:: Extract provided ::
• • • • •
For many of us, we are lucky to have family members and friends. We cannot imagine having no one to turn to in times of need or crisis, or even just someone to call and say hello. But there are people in this situation. And among them, people who not only have no one to rely on or turn to, but who also have intellectual disabilities and are unable to make decisions about their own well-being. It is a sad reality, and these individuals are the most vulnerable in our communities.
Under the leadership of Guardianship Director Nicole Iole, JF&CS currently serves as legal guardian for more than 100 individuals (wards) deemed by the courts to be incompetent to make decisions regarding their health and/or welfare. They may have Alzheimer’s disease and other dementias, chronic mental illness, a brain injury or developmental disability. But they all have one thing in common: they need protection. They need someone who is legally responsible for decisions regarding their health and welfare and for the prudent use and protection of their assets. That is what JF&CS, as guardian, provides for people like Ted*.
Ted, a long-term resident at a state institution, was a diagnosed schizophrenic, intensely fearful and had extreme difficulty communicating with others. He suffered from additional mental health and mental retardation issues that affected his quality of life and his ability to care for himself and make appropriate decisions. Because of his intense fears and mental issues, Ted would often make poor decisions and would avoid emergency care and treatments when he needed medical intervention. He was unable to provide for himself and ensure his own safety and wellbeing.
Ted was appointed a guardian through JF&CS while he was institutionalized to make placement decisions and ensure that appropriate services were in place for his success. JF&CS’s duties as guardian of person include developing, coordinating and monitoring professional services needed by the individual ward, such as determining and monitoring residential care, consenting to and monitoring medical care and non-medical services such as education, training, social/wellness opportunities and counseling, and making end-of-life decisions when needed.
When the institution closed, it was suggested that Ted be moved to a group home. It was a significant challenge for Ted to acclimate and adjust to his new group home. He would not communicate with others or participate in activities, and would simply sit silently in a chair throughout the day. His difficulties adjusting proved to be a significant challenge for his caseworker.
Ted’s guardian identified his specific challenges and felt that with extra support, he could succeed in his new setting. His guardian worked with the residential program staff, his caseworker and the entire support system at the group home to help him overcome his debilitating fears, communicate and interact more with others.
His guardian’s intervention worked, and Ted is now successfully living in his group home and attending a day program, where he communicates and participates with others, and regularly goes to doctor’s appointments without a problem. He is even planning a vacation to a busy metropolitan location a few hours away in the near future, which would not have been possible before!
Before you read this, some of you may not have heard of the term “guardianship” or have been fully aware of what it is. It’s one of our less visible services, but nonetheless is central to our mission to look out for the vulnerable.
• • • • •
:: Problems to solve ::
**a.** According to the guardianship piece, for how many individuals does JF&CS currently serve as legal guardian?
**b.** Reproduce word for word the part of the guardianship piece that opens with the words containing "Before you read" and closes with "for the vulnerable.".

Page layout parsing data
• • • • •
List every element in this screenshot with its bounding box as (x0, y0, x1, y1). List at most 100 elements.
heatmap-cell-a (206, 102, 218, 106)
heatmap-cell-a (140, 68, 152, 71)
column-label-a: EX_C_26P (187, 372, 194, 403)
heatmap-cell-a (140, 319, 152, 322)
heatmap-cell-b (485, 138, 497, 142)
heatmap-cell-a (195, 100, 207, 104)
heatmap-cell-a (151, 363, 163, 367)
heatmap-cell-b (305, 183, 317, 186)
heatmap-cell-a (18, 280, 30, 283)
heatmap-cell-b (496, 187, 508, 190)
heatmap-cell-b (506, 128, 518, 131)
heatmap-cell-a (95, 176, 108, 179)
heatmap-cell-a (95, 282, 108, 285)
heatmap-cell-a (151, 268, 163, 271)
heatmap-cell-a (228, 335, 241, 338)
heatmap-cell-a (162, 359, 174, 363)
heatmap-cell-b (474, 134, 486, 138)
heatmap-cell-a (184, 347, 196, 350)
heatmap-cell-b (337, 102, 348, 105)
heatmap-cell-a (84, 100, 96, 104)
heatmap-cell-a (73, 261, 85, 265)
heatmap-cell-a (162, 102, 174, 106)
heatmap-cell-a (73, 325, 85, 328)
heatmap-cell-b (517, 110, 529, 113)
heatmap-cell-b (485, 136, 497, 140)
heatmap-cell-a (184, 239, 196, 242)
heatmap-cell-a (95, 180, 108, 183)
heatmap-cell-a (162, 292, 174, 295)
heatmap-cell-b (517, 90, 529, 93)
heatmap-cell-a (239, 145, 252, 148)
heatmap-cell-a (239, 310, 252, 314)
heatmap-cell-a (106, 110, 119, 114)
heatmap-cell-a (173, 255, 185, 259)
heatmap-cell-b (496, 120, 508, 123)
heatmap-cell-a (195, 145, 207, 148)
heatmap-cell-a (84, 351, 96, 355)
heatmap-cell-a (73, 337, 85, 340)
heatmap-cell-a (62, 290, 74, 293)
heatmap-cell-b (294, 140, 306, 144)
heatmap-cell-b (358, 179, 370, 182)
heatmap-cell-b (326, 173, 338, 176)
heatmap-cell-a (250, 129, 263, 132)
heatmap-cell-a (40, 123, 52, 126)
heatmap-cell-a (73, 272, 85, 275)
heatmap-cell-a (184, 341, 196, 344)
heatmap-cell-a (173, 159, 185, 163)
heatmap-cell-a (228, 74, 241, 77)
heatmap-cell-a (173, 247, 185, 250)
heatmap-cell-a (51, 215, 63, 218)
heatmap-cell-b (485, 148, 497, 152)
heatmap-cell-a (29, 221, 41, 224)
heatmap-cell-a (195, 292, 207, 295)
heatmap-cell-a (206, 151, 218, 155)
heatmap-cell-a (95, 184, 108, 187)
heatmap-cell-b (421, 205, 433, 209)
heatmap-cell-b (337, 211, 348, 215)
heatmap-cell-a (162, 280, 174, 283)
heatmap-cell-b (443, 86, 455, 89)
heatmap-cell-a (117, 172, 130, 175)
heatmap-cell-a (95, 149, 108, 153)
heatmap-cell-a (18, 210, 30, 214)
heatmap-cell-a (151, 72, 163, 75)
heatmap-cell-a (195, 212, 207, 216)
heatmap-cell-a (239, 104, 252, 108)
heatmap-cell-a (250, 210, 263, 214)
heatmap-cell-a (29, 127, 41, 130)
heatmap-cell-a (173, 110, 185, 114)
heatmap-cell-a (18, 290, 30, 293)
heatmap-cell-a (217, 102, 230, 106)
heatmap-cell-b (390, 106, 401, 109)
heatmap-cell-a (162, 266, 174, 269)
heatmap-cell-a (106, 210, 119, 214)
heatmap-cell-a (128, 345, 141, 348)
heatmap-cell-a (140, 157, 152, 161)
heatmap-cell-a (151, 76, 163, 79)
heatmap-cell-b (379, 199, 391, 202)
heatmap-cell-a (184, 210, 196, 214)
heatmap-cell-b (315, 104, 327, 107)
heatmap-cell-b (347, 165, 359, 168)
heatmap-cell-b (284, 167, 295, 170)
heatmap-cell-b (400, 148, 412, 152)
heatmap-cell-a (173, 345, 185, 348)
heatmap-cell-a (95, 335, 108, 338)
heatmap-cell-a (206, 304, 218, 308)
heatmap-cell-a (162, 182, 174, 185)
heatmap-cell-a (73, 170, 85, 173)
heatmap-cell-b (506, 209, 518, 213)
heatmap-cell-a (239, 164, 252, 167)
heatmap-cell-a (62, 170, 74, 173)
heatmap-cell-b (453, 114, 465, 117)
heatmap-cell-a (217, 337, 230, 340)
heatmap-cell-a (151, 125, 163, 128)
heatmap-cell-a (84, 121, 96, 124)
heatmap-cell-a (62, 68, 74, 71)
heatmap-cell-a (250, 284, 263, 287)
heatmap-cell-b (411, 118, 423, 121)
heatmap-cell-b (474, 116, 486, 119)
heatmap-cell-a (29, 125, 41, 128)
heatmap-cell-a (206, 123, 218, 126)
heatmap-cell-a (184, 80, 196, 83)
• • • • •
:: Exercise solutions ::
**a.** JF&CS serves as legal guardian for more than 100 individuals.

**b.**
Before you read this, some of you may not have heard of the term “guardianship” or have been fully aware of what it is. It’s one of our less visible services, but nonetheless is central to our mission to look out for the vulnerable.